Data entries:
+---+
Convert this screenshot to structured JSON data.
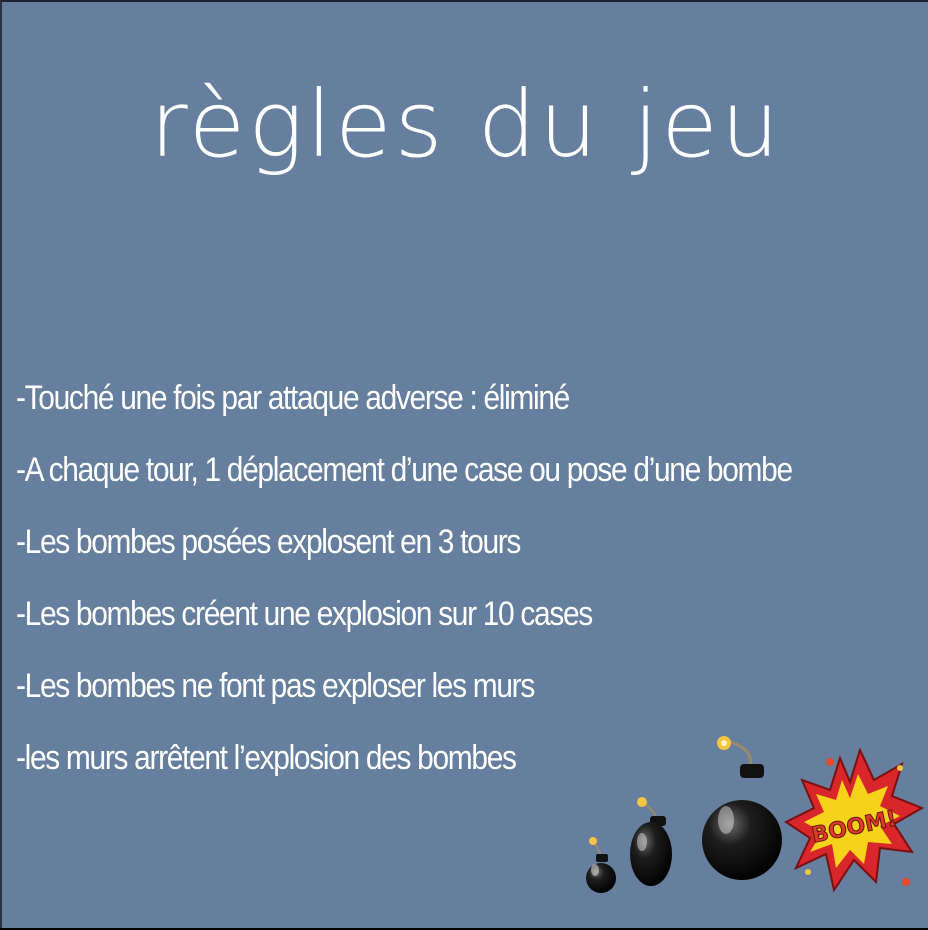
{
  "title": "règles du jeu",
  "rules": [
    "-Touché une fois par attaque adverse : éliminé",
    "-A chaque tour, 1 déplacement d’une case ou pose d’une bombe",
    "-Les bombes posées explosent en 3 tours",
    "-Les bombes créent une explosion sur 10 cases",
    "-Les bombes ne font pas exploser les murs",
    "-les murs arrêtent l’explosion des bombes"
  ],
  "illustration": {
    "icons": [
      "bomb-icon",
      "boom-explosion-icon"
    ],
    "boom_text": "BOOM!"
  },
  "colors": {
    "background": "#667f9f",
    "text": "#ffffff",
    "boom_red": "#d8262a",
    "boom_yellow": "#f7d21a"
  }
}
+---+
» SHORT TASK
Report only the number of lines in the data above that contain "bombes".

» RESULT FOR THIS EXERCISE
4